** Begin RAW RECORDS **
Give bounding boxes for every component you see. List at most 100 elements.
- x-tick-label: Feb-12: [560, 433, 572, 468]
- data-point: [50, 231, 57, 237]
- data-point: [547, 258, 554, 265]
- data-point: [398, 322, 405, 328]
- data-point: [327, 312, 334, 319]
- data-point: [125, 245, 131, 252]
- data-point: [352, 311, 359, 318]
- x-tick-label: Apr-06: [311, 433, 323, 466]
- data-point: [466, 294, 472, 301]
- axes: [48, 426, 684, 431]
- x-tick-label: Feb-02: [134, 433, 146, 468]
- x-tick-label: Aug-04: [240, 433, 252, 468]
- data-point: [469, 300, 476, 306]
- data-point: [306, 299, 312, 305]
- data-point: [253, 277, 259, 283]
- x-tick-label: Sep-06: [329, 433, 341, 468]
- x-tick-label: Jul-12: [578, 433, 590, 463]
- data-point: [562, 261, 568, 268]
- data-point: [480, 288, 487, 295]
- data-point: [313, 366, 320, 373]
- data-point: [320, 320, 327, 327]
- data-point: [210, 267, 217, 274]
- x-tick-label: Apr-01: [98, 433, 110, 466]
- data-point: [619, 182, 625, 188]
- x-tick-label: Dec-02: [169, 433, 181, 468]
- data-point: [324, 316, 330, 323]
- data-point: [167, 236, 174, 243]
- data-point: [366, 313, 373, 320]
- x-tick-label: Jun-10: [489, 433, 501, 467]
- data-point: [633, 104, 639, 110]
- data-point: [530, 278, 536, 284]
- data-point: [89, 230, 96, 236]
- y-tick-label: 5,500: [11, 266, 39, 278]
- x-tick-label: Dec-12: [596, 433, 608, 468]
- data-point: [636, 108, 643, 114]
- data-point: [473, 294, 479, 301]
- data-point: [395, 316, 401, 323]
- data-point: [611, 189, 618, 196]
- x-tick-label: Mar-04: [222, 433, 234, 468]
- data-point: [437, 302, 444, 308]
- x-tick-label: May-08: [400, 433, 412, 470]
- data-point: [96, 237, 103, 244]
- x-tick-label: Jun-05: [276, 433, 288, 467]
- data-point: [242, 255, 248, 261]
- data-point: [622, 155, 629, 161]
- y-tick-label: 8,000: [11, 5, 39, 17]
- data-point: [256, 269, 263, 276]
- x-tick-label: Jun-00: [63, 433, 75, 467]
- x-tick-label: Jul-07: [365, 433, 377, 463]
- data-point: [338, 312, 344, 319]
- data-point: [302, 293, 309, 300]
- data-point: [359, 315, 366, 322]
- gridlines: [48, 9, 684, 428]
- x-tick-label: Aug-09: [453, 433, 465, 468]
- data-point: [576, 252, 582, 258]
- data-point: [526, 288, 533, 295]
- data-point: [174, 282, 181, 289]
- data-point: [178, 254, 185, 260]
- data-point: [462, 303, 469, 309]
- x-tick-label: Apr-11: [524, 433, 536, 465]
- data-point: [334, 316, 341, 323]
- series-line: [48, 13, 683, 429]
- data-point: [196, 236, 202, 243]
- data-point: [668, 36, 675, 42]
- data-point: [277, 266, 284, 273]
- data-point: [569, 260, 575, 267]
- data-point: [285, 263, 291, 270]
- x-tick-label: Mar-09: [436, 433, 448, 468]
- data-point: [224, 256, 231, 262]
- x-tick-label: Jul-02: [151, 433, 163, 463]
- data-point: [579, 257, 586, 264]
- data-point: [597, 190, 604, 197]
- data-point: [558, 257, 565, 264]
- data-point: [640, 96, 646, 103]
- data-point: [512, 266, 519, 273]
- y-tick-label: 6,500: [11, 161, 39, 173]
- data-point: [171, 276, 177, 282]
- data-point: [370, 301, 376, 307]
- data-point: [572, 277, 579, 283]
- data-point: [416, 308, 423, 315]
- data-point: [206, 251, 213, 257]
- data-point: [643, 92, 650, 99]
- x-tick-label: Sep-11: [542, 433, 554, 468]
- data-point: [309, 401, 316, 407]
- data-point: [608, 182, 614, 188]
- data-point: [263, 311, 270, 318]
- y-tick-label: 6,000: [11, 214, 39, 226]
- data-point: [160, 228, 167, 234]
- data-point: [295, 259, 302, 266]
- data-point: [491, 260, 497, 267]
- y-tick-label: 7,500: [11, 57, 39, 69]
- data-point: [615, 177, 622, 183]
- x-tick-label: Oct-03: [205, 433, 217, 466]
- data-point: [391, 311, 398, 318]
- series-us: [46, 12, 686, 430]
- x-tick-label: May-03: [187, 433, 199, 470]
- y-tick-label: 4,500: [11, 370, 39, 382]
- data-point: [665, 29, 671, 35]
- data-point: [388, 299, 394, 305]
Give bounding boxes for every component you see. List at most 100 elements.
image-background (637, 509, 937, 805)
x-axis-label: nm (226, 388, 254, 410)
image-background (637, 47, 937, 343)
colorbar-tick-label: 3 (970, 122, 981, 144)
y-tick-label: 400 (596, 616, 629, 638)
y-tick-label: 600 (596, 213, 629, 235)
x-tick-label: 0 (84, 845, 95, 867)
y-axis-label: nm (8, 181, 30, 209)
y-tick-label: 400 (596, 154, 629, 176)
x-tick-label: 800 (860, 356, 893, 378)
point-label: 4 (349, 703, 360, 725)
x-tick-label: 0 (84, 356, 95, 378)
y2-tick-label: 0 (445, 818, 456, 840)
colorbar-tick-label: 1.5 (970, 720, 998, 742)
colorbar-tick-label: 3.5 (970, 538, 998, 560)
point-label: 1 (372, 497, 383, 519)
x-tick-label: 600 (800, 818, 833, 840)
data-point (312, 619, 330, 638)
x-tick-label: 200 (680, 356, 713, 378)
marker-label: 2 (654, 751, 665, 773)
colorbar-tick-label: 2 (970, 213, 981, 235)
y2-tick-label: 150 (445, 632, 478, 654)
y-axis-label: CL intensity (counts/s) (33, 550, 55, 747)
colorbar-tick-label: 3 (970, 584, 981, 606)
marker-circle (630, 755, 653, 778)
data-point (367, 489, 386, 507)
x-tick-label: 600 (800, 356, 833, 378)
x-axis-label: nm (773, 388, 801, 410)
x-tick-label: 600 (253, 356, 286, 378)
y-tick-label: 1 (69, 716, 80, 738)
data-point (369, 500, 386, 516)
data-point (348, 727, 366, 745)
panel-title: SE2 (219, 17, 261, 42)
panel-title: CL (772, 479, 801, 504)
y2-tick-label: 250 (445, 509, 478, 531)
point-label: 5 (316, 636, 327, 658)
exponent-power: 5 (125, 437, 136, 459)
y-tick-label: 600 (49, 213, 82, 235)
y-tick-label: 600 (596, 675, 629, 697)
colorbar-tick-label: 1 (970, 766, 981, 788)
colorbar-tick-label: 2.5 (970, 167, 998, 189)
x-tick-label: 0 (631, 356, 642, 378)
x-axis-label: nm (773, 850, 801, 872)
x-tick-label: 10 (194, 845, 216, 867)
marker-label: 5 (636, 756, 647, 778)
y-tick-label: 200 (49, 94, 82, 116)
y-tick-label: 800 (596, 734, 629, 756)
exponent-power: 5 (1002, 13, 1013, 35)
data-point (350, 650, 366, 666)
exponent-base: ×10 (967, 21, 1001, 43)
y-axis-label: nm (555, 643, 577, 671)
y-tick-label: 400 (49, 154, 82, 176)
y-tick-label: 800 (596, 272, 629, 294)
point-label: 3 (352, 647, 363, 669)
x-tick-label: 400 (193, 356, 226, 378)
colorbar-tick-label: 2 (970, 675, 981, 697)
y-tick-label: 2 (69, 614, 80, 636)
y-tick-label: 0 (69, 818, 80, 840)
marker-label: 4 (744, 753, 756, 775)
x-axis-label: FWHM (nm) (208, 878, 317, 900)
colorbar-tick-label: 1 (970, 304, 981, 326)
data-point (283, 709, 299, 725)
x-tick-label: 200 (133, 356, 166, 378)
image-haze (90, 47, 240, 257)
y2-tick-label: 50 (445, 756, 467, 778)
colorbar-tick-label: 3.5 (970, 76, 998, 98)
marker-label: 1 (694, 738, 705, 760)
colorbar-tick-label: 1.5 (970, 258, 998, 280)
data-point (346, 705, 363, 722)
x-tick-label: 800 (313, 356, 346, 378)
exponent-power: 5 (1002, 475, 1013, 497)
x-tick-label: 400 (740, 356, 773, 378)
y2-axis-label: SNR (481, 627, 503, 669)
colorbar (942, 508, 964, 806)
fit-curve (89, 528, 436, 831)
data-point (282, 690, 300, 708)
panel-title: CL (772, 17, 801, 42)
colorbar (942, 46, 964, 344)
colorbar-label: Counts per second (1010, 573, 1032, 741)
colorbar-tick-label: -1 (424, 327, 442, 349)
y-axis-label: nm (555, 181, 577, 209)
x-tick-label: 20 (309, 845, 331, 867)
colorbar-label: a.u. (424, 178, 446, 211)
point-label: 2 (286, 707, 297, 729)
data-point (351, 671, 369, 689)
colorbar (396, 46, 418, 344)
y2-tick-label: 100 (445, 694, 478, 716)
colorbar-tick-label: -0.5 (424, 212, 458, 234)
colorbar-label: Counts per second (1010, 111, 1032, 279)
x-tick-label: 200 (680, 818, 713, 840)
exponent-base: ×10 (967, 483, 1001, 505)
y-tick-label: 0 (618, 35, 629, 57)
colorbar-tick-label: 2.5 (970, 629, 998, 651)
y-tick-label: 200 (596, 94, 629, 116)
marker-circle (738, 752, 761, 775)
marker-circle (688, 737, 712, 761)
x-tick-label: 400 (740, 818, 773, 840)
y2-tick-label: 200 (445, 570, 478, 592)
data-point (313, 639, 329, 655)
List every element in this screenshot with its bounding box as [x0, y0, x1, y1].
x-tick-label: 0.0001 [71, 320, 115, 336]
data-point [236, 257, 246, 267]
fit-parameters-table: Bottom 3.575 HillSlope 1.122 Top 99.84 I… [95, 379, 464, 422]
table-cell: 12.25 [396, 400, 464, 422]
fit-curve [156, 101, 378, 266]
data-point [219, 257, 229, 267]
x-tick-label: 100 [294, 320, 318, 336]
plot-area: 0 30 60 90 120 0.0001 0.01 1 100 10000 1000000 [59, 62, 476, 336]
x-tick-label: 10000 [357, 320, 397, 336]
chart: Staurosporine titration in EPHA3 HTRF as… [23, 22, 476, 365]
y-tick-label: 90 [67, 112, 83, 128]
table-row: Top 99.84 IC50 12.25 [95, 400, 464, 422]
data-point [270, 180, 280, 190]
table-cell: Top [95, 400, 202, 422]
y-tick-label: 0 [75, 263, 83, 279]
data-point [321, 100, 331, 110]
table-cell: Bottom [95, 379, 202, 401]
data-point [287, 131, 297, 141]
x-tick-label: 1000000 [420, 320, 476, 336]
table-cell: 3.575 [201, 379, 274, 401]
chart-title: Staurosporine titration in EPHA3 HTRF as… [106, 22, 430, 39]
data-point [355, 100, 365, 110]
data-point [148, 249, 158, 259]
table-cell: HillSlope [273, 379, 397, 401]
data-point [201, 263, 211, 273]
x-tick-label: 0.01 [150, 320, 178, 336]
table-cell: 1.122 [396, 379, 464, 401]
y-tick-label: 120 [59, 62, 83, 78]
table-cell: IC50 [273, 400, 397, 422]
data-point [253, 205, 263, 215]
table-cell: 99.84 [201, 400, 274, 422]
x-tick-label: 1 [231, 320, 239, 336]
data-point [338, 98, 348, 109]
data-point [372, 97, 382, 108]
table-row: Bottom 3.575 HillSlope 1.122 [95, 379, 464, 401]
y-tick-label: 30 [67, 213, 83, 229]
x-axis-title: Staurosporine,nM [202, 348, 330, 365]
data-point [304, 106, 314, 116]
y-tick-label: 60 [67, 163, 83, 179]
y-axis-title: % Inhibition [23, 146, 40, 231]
** End RAW RECORDS **
Reproduce the items word for word, from the first line through the line that contains "- data-point: [480, 288, 487, 295]", both included.

Give bounding boxes for every component you see. List at most 100 elements.
- x-tick-label: Feb-12: [560, 433, 572, 468]
- data-point: [50, 231, 57, 237]
- data-point: [547, 258, 554, 265]
- data-point: [398, 322, 405, 328]
- data-point: [327, 312, 334, 319]
- data-point: [125, 245, 131, 252]
- data-point: [352, 311, 359, 318]
- x-tick-label: Apr-06: [311, 433, 323, 466]
- data-point: [466, 294, 472, 301]
- axes: [48, 426, 684, 431]
- x-tick-label: Feb-02: [134, 433, 146, 468]
- x-tick-label: Aug-04: [240, 433, 252, 468]
- data-point: [469, 300, 476, 306]
- data-point: [306, 299, 312, 305]
- data-point: [253, 277, 259, 283]
- x-tick-label: Sep-06: [329, 433, 341, 468]
- x-tick-label: Jul-12: [578, 433, 590, 463]
- data-point: [562, 261, 568, 268]
- data-point: [480, 288, 487, 295]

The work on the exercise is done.